## REQUIREMENTS:
Transcribe each record below word for word.
>>>>
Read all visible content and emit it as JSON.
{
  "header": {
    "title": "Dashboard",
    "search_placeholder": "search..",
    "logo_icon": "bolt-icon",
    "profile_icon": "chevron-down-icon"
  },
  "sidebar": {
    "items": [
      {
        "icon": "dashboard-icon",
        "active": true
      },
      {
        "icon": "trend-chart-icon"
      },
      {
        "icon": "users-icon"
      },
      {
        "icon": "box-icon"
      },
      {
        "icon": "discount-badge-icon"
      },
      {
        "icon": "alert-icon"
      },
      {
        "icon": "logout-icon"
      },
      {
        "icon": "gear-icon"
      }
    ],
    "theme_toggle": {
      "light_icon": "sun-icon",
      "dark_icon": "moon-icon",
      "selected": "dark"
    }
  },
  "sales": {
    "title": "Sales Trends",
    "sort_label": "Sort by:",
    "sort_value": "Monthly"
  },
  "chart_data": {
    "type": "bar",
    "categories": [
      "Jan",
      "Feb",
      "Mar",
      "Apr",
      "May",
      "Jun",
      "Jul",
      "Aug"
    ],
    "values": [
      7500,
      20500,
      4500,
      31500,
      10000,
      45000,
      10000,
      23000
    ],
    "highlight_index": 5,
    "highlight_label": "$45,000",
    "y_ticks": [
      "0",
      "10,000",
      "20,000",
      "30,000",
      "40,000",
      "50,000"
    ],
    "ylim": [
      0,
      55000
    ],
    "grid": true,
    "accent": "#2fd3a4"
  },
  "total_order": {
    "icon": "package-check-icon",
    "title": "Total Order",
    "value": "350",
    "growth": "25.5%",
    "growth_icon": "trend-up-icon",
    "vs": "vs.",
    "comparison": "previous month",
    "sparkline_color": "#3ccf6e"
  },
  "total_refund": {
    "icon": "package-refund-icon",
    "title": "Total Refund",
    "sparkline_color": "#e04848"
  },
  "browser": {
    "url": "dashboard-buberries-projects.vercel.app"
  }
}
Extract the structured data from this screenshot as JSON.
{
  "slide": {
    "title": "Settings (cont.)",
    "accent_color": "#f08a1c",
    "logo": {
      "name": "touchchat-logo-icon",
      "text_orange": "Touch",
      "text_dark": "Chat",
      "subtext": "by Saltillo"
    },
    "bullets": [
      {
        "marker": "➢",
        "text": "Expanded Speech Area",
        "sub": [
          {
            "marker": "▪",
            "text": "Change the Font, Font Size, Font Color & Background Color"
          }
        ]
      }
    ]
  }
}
<<<<
## COMPLETE OUTPUT:
Read all visible content and emit it as JSON.
{
  "header": {
    "title": "Dashboard",
    "search_placeholder": "search..",
    "logo_icon": "bolt-icon",
    "profile_icon": "chevron-down-icon"
  },
  "sidebar": {
    "items": [
      {
        "icon": "dashboard-icon",
        "active": true
      },
      {
        "icon": "trend-chart-icon"
      },
      {
        "icon": "users-icon"
      },
      {
        "icon": "box-icon"
      },
      {
        "icon": "discount-badge-icon"
      },
      {
        "icon": "alert-icon"
      },
      {
        "icon": "logout-icon"
      },
      {
        "icon": "gear-icon"
      }
    ],
    "theme_toggle": {
      "light_icon": "sun-icon",
      "dark_icon": "moon-icon",
      "selected": "dark"
    }
  },
  "sales": {
    "title": "Sales Trends",
    "sort_label": "Sort by:",
    "sort_value": "Monthly"
  },
  "chart_data": {
    "type": "bar",
    "categories": [
      "Jan",
      "Feb",
      "Mar",
      "Apr",
      "May",
      "Jun",
      "Jul",
      "Aug"
    ],
    "values": [
      7500,
      20500,
      4500,
      31500,
      10000,
      45000,
      10000,
      23000
    ],
    "highlight_index": 5,
    "highlight_label": "$45,000",
    "y_ticks": [
      "0",
      "10,000",
      "20,000",
      "30,000",
      "40,000",
      "50,000"
    ],
    "ylim": [
      0,
      55000
    ],
    "grid": true,
    "accent": "#2fd3a4"
  },
  "total_order": {
    "icon": "package-check-icon",
    "title": "Total Order",
    "value": "350",
    "growth": "25.5%",
    "growth_icon": "trend-up-icon",
    "vs": "vs.",
    "comparison": "previous month",
    "sparkline_color": "#3ccf6e"
  },
  "total_refund": {
    "icon": "package-refund-icon",
    "title": "Total Refund",
    "sparkline_color": "#e04848"
  },
  "browser": {
    "url": "dashboard-buberries-projects.vercel.app"
  }
}
Extract the structured data from this screenshot as JSON.
{
  "slide": {
    "title": "Settings (cont.)",
    "accent_color": "#f08a1c",
    "logo": {
      "name": "touchchat-logo-icon",
      "text_orange": "Touch",
      "text_dark": "Chat",
      "subtext": "by Saltillo"
    },
    "bullets": [
      {
        "marker": "➢",
        "text": "Expanded Speech Area",
        "sub": [
          {
            "marker": "▪",
            "text": "Change the Font, Font Size, Font Color & Background Color"
          }
        ]
      }
    ]
  }
}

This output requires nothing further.